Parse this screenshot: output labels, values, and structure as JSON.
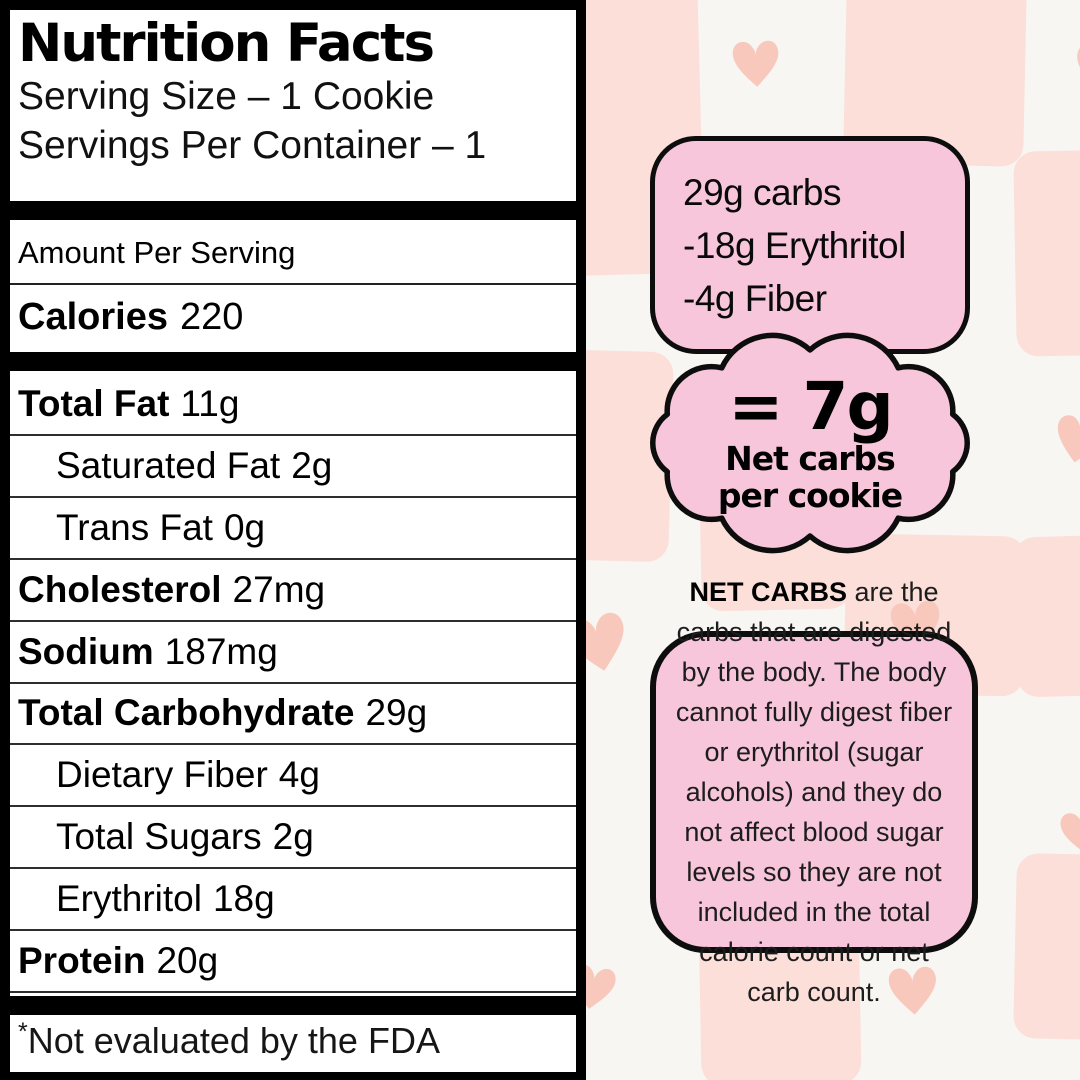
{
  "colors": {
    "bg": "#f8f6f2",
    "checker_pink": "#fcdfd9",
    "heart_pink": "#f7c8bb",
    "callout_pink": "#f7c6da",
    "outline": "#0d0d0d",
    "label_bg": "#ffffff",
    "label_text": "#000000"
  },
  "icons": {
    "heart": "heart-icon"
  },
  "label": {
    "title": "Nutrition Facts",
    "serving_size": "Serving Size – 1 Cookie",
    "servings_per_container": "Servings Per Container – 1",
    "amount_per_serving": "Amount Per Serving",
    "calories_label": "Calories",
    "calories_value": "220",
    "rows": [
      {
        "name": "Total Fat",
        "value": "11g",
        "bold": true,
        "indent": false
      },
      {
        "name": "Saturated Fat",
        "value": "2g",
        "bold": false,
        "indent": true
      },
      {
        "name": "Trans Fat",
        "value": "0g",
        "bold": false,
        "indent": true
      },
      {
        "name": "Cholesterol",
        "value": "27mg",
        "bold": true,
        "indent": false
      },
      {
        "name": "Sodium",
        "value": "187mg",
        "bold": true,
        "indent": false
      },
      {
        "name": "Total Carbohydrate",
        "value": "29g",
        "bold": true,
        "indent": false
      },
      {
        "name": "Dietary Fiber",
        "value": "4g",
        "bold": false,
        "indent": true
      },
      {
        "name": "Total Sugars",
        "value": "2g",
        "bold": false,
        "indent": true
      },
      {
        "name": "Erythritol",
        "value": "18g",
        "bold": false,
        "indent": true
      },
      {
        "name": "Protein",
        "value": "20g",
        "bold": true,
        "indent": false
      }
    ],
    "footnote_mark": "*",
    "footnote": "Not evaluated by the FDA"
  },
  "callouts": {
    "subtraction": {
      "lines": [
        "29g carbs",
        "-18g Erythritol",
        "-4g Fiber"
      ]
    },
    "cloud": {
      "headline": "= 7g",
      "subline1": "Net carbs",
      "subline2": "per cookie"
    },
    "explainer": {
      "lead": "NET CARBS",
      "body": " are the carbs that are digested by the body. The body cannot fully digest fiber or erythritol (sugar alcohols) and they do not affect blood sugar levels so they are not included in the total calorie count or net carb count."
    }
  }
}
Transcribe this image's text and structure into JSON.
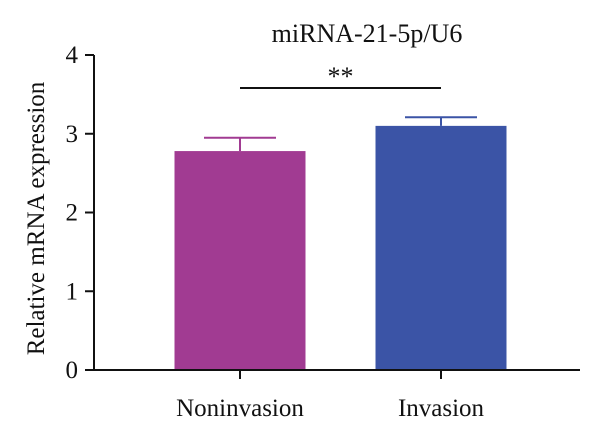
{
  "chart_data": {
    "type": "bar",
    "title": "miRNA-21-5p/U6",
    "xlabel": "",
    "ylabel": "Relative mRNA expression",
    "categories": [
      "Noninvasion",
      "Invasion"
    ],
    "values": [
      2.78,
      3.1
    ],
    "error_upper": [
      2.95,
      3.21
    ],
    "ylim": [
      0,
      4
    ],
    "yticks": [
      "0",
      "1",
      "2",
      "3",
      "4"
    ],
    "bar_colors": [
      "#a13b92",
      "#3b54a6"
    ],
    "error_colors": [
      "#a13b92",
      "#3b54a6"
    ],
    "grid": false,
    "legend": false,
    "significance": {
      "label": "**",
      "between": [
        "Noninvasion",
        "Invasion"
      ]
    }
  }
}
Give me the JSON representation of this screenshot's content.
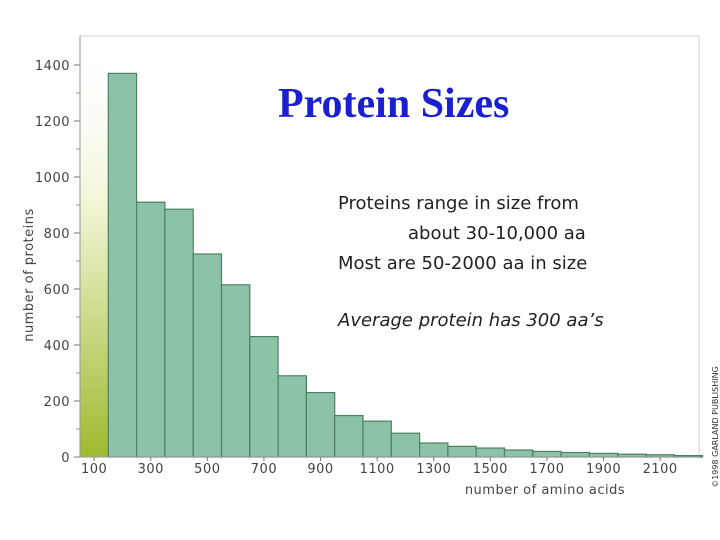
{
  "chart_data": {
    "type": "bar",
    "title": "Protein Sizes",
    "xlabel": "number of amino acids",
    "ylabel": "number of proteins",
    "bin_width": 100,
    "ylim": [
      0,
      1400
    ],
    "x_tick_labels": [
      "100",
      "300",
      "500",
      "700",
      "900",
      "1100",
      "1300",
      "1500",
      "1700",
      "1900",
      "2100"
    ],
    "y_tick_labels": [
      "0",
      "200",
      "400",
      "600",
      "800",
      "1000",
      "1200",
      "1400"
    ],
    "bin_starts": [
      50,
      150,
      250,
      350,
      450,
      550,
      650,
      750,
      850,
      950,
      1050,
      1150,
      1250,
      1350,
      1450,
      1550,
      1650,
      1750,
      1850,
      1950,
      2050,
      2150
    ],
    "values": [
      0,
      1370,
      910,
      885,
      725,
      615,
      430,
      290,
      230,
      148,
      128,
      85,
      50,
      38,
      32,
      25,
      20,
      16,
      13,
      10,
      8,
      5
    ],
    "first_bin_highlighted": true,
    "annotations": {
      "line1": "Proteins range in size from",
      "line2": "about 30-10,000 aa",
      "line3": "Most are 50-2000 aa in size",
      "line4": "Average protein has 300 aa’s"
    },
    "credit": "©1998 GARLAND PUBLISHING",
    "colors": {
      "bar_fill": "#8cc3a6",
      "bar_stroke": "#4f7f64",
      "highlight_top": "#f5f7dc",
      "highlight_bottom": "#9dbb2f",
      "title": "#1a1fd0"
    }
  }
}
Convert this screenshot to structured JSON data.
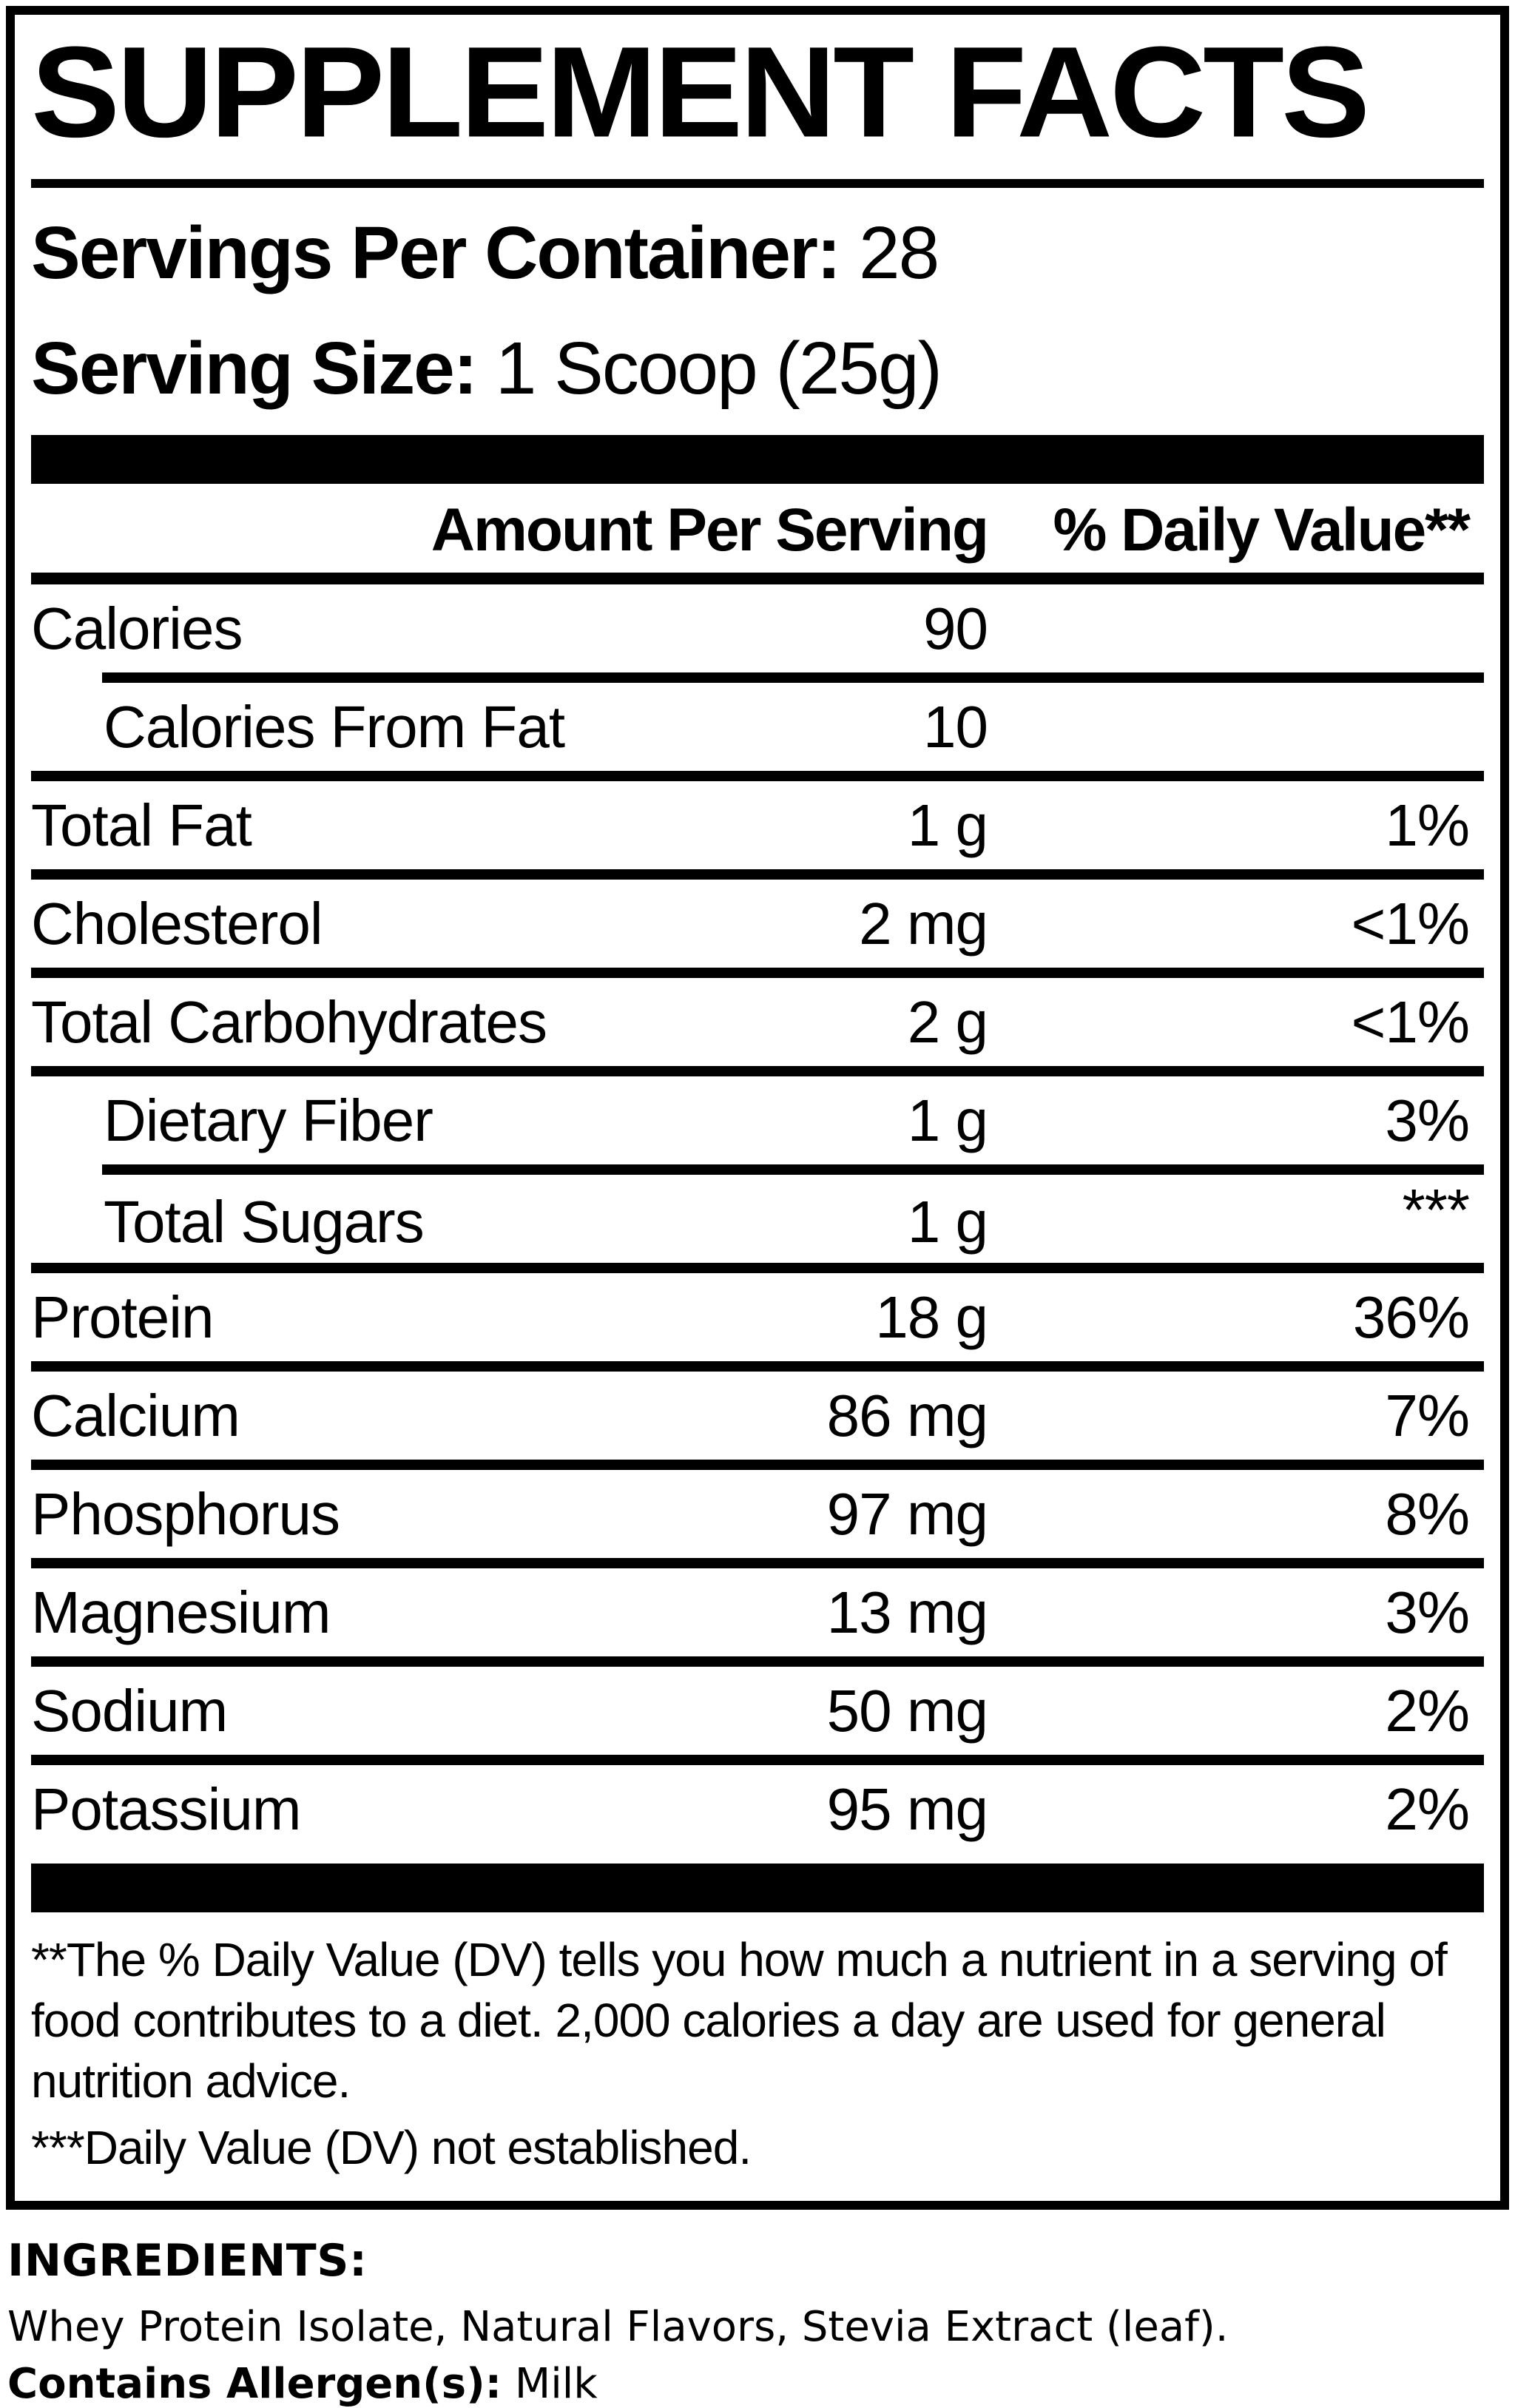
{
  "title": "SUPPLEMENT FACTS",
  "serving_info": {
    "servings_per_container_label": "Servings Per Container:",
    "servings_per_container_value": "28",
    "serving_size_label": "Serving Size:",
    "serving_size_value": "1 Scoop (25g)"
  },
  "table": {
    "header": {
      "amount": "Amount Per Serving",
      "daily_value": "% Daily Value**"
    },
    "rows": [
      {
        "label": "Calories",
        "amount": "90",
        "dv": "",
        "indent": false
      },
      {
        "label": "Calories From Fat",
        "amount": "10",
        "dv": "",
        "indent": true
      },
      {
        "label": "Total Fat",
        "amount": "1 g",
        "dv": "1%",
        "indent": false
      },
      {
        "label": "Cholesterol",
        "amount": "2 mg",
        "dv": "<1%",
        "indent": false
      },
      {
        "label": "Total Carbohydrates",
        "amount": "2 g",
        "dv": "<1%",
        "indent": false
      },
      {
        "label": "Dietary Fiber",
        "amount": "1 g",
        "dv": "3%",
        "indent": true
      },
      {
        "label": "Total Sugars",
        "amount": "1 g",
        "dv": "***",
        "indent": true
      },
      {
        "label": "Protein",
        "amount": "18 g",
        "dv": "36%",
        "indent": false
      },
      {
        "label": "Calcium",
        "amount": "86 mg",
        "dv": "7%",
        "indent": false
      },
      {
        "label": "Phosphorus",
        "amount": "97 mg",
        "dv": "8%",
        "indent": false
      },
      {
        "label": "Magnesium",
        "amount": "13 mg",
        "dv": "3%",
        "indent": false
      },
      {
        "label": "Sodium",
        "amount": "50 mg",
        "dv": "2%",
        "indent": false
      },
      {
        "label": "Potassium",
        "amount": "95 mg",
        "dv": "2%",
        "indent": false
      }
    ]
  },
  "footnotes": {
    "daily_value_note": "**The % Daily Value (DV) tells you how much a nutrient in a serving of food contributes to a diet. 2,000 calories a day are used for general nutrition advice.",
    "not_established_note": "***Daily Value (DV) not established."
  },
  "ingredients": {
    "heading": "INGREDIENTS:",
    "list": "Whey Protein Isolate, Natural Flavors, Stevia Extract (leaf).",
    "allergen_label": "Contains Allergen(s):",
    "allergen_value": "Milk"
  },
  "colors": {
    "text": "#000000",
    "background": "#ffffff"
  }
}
========================================================================
- _Work required_:
Scan the records above and count the lines that contain "Cholesterol". No text besides the count.

- _Reply to the exercise_:
2